[Figure record listings]
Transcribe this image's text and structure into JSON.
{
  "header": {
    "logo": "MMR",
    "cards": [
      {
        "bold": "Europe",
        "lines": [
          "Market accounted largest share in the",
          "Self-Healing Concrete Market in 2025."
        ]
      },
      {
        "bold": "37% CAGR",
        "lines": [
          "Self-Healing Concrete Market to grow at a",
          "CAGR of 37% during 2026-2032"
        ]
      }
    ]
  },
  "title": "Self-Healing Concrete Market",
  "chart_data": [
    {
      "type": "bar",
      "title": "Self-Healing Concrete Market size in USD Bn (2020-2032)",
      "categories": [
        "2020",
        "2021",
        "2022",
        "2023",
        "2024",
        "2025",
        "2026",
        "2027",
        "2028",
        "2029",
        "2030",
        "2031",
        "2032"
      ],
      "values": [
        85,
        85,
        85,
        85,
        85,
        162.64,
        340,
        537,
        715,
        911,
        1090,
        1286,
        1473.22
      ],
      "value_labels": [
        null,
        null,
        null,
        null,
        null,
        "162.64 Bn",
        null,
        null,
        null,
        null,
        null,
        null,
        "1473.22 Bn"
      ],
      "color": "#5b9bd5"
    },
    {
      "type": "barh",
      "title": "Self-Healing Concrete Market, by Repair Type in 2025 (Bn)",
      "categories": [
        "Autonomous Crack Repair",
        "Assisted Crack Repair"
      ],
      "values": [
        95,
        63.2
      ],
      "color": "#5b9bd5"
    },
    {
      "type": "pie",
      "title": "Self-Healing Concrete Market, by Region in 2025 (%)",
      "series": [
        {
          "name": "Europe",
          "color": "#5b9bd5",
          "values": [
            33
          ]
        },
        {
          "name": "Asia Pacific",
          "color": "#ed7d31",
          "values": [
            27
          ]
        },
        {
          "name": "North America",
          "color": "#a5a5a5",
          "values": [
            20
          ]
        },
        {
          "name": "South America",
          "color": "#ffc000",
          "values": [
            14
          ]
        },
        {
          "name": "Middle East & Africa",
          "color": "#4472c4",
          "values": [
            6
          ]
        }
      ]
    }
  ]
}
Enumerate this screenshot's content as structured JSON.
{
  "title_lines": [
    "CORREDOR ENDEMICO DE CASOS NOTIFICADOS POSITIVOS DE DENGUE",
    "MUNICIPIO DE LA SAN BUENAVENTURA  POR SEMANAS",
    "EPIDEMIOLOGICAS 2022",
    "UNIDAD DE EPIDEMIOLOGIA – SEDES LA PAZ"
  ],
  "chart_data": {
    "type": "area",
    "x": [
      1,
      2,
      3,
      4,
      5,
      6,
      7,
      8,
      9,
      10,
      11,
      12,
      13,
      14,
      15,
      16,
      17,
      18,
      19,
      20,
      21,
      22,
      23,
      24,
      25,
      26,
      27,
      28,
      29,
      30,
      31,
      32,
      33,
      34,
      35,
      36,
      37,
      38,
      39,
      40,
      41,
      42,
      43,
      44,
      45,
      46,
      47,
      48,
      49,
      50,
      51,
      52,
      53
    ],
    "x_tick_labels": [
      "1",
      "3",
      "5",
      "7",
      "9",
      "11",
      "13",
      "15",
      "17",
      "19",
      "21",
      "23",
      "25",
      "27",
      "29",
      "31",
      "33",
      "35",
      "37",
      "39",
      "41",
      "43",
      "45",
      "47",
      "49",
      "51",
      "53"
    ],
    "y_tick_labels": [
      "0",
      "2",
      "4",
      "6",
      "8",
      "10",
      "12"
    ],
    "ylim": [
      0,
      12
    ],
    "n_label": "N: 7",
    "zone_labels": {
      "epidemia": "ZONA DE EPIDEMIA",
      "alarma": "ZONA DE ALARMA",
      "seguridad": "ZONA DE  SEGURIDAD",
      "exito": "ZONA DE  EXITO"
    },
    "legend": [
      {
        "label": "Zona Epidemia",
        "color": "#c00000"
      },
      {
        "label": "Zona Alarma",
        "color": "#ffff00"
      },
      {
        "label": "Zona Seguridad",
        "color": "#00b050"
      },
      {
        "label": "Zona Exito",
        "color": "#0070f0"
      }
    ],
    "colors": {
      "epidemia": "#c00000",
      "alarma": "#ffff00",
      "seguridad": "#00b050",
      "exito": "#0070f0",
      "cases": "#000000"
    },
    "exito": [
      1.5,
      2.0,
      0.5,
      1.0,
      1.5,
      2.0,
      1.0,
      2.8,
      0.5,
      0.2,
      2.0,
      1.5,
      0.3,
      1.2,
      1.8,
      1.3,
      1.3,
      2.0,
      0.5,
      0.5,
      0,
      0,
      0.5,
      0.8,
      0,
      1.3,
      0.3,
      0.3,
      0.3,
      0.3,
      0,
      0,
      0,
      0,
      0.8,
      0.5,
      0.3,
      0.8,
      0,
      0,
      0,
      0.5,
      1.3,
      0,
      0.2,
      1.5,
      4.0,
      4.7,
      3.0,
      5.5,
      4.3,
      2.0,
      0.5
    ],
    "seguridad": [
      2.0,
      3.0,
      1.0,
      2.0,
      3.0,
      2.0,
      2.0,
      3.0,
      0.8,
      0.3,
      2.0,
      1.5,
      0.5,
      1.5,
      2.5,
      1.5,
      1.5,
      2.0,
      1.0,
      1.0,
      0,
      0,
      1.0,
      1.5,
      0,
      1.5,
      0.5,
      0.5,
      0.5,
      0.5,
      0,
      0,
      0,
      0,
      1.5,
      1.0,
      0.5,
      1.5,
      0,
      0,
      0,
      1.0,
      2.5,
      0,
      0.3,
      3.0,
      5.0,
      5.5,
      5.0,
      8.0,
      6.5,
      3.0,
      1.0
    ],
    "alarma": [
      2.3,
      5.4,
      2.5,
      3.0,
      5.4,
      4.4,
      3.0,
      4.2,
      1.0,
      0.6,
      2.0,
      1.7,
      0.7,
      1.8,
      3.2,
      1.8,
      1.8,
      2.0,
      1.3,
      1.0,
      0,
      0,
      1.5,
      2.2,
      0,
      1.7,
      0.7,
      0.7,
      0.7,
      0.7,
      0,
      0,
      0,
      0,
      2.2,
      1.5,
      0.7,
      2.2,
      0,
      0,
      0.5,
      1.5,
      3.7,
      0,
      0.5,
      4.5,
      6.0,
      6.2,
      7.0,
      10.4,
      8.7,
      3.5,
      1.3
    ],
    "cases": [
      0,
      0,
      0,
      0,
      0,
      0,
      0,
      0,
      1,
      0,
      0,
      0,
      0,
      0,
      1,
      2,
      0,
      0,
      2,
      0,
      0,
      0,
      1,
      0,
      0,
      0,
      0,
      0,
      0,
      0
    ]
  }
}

_Exercise instructions_
Scan the lines above for "Crack", then copy every one that has it.

_Correct answer_
        "Autonomous Crack Repair",
        "Assisted Crack Repair"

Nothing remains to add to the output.